(Aim): Without the pictures, give the entries below again exactly as written.

(Source material):
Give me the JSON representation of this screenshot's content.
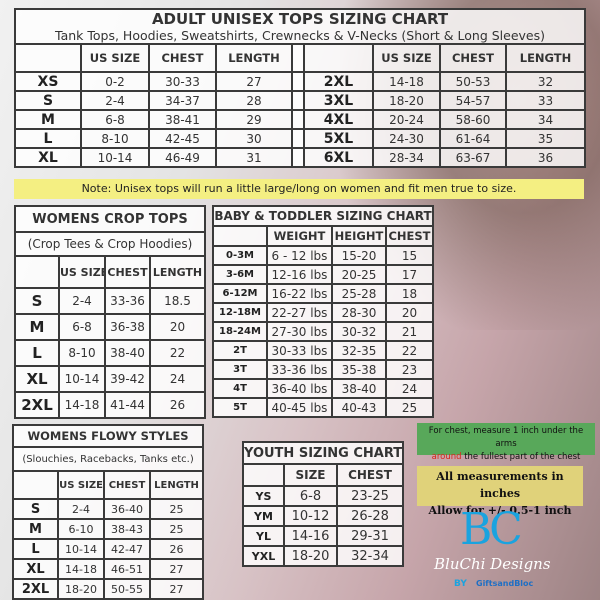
{
  "adult": {
    "title": "ADULT UNISEX TOPS SIZING CHART",
    "subtitle": "Tank Tops, Hoodies, Sweatshirts, Crewnecks & V-Necks (Short & Long Sleeves)",
    "headers": [
      "",
      "US SIZE",
      "CHEST",
      "LENGTH"
    ],
    "left_rows": [
      [
        "XS",
        "0-2",
        "30-33",
        "27"
      ],
      [
        "S",
        "2-4",
        "34-37",
        "28"
      ],
      [
        "M",
        "6-8",
        "38-41",
        "29"
      ],
      [
        "L",
        "8-10",
        "42-45",
        "30"
      ],
      [
        "XL",
        "10-14",
        "46-49",
        "31"
      ]
    ],
    "right_rows": [
      [
        "2XL",
        "14-18",
        "50-53",
        "32"
      ],
      [
        "3XL",
        "18-20",
        "54-57",
        "33"
      ],
      [
        "4XL",
        "20-24",
        "58-60",
        "34"
      ],
      [
        "5XL",
        "24-30",
        "61-64",
        "35"
      ],
      [
        "6XL",
        "28-34",
        "63-67",
        "36"
      ]
    ],
    "note": "Note: Unisex tops will run a little large/long on women and fit men true to size."
  },
  "crop": {
    "title": "WOMENS CROP TOPS",
    "subtitle": "(Crop Tees & Crop Hoodies)",
    "headers": [
      "",
      "US SIZE",
      "CHEST",
      "LENGTH"
    ],
    "rows": [
      [
        "S",
        "2-4",
        "33-36",
        "18.5"
      ],
      [
        "M",
        "6-8",
        "36-38",
        "20"
      ],
      [
        "L",
        "8-10",
        "38-40",
        "22"
      ],
      [
        "XL",
        "10-14",
        "39-42",
        "24"
      ],
      [
        "2XL",
        "14-18",
        "41-44",
        "26"
      ]
    ]
  },
  "baby": {
    "title": "BABY & TODDLER SIZING CHART",
    "headers": [
      "",
      "WEIGHT",
      "HEIGHT",
      "CHEST"
    ],
    "rows": [
      [
        "0-3M",
        "6 - 12 lbs",
        "15-20",
        "15"
      ],
      [
        "3-6M",
        "12-16 lbs",
        "20-25",
        "17"
      ],
      [
        "6-12M",
        "16-22 lbs",
        "25-28",
        "18"
      ],
      [
        "12-18M",
        "22-27 lbs",
        "28-30",
        "20"
      ],
      [
        "18-24M",
        "27-30 lbs",
        "30-32",
        "21"
      ],
      [
        "2T",
        "30-33 lbs",
        "32-35",
        "22"
      ],
      [
        "3T",
        "33-36 lbs",
        "35-38",
        "23"
      ],
      [
        "4T",
        "36-40 lbs",
        "38-40",
        "24"
      ],
      [
        "5T",
        "40-45 lbs",
        "40-43",
        "25"
      ]
    ]
  },
  "flowy": {
    "title": "WOMENS FLOWY STYLES",
    "subtitle": "(Slouchies, Racebacks, Tanks etc.)",
    "headers": [
      "",
      "US SIZE",
      "CHEST",
      "LENGTH"
    ],
    "rows": [
      [
        "S",
        "2-4",
        "36-40",
        "25"
      ],
      [
        "M",
        "6-10",
        "38-43",
        "25"
      ],
      [
        "L",
        "10-14",
        "42-47",
        "26"
      ],
      [
        "XL",
        "14-18",
        "46-51",
        "27"
      ],
      [
        "2XL",
        "18-20",
        "50-55",
        "27"
      ]
    ]
  },
  "youth": {
    "title": "YOUTH SIZING CHART",
    "headers": [
      "",
      "SIZE",
      "CHEST"
    ],
    "rows": [
      [
        "YS",
        "6-8",
        "23-25"
      ],
      [
        "YM",
        "10-12",
        "26-28"
      ],
      [
        "YL",
        "14-16",
        "29-31"
      ],
      [
        "YXL",
        "18-20",
        "32-34"
      ]
    ]
  },
  "measure_tip": {
    "line1": "For chest, measure 1 inch under the arms",
    "highlight": "around",
    "line2_rest": " the fullest part of the chest"
  },
  "units_note": {
    "line1": "All measurements in inches",
    "line2": "Allow for +/- 0.5-1 inch"
  },
  "logo": {
    "monogram": "BC",
    "script": "BluChi Designs",
    "by": "BY",
    "maker": "GiftsandBloc"
  },
  "colors": {
    "note_bg": "#f4ef82",
    "tip_bg": "#58a85a",
    "tip_highlight": "#d9261c",
    "units_bg": "#e0d27a",
    "logo_blue": "#1aa3df"
  }
}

(Final answer):
Give me the JSON representation of this screenshot's content.
{
  "adult": {
    "title": "ADULT UNISEX TOPS SIZING CHART",
    "subtitle": "Tank Tops, Hoodies, Sweatshirts, Crewnecks & V-Necks (Short & Long Sleeves)",
    "headers": [
      "",
      "US SIZE",
      "CHEST",
      "LENGTH"
    ],
    "left_rows": [
      [
        "XS",
        "0-2",
        "30-33",
        "27"
      ],
      [
        "S",
        "2-4",
        "34-37",
        "28"
      ],
      [
        "M",
        "6-8",
        "38-41",
        "29"
      ],
      [
        "L",
        "8-10",
        "42-45",
        "30"
      ],
      [
        "XL",
        "10-14",
        "46-49",
        "31"
      ]
    ],
    "right_rows": [
      [
        "2XL",
        "14-18",
        "50-53",
        "32"
      ],
      [
        "3XL",
        "18-20",
        "54-57",
        "33"
      ],
      [
        "4XL",
        "20-24",
        "58-60",
        "34"
      ],
      [
        "5XL",
        "24-30",
        "61-64",
        "35"
      ],
      [
        "6XL",
        "28-34",
        "63-67",
        "36"
      ]
    ],
    "note": "Note: Unisex tops will run a little large/long on women and fit men true to size."
  },
  "crop": {
    "title": "WOMENS CROP TOPS",
    "subtitle": "(Crop Tees & Crop Hoodies)",
    "headers": [
      "",
      "US SIZE",
      "CHEST",
      "LENGTH"
    ],
    "rows": [
      [
        "S",
        "2-4",
        "33-36",
        "18.5"
      ],
      [
        "M",
        "6-8",
        "36-38",
        "20"
      ],
      [
        "L",
        "8-10",
        "38-40",
        "22"
      ],
      [
        "XL",
        "10-14",
        "39-42",
        "24"
      ],
      [
        "2XL",
        "14-18",
        "41-44",
        "26"
      ]
    ]
  },
  "baby": {
    "title": "BABY & TODDLER SIZING CHART",
    "headers": [
      "",
      "WEIGHT",
      "HEIGHT",
      "CHEST"
    ],
    "rows": [
      [
        "0-3M",
        "6 - 12 lbs",
        "15-20",
        "15"
      ],
      [
        "3-6M",
        "12-16 lbs",
        "20-25",
        "17"
      ],
      [
        "6-12M",
        "16-22 lbs",
        "25-28",
        "18"
      ],
      [
        "12-18M",
        "22-27 lbs",
        "28-30",
        "20"
      ],
      [
        "18-24M",
        "27-30 lbs",
        "30-32",
        "21"
      ],
      [
        "2T",
        "30-33 lbs",
        "32-35",
        "22"
      ],
      [
        "3T",
        "33-36 lbs",
        "35-38",
        "23"
      ],
      [
        "4T",
        "36-40 lbs",
        "38-40",
        "24"
      ],
      [
        "5T",
        "40-45 lbs",
        "40-43",
        "25"
      ]
    ]
  },
  "flowy": {
    "title": "WOMENS FLOWY STYLES",
    "subtitle": "(Slouchies, Racebacks, Tanks etc.)",
    "headers": [
      "",
      "US SIZE",
      "CHEST",
      "LENGTH"
    ],
    "rows": [
      [
        "S",
        "2-4",
        "36-40",
        "25"
      ],
      [
        "M",
        "6-10",
        "38-43",
        "25"
      ],
      [
        "L",
        "10-14",
        "42-47",
        "26"
      ],
      [
        "XL",
        "14-18",
        "46-51",
        "27"
      ],
      [
        "2XL",
        "18-20",
        "50-55",
        "27"
      ]
    ]
  },
  "youth": {
    "title": "YOUTH SIZING CHART",
    "headers": [
      "",
      "SIZE",
      "CHEST"
    ],
    "rows": [
      [
        "YS",
        "6-8",
        "23-25"
      ],
      [
        "YM",
        "10-12",
        "26-28"
      ],
      [
        "YL",
        "14-16",
        "29-31"
      ],
      [
        "YXL",
        "18-20",
        "32-34"
      ]
    ]
  },
  "measure_tip": {
    "line1": "For chest, measure 1 inch under the arms",
    "highlight": "around",
    "line2_rest": " the fullest part of the chest"
  },
  "units_note": {
    "line1": "All measurements in inches",
    "line2": "Allow for +/- 0.5-1 inch"
  },
  "logo": {
    "monogram": "BC",
    "script": "BluChi Designs",
    "by": "BY",
    "maker": "GiftsandBloc"
  },
  "colors": {
    "note_bg": "#f4ef82",
    "tip_bg": "#58a85a",
    "tip_highlight": "#d9261c",
    "units_bg": "#e0d27a",
    "logo_blue": "#1aa3df"
  }
}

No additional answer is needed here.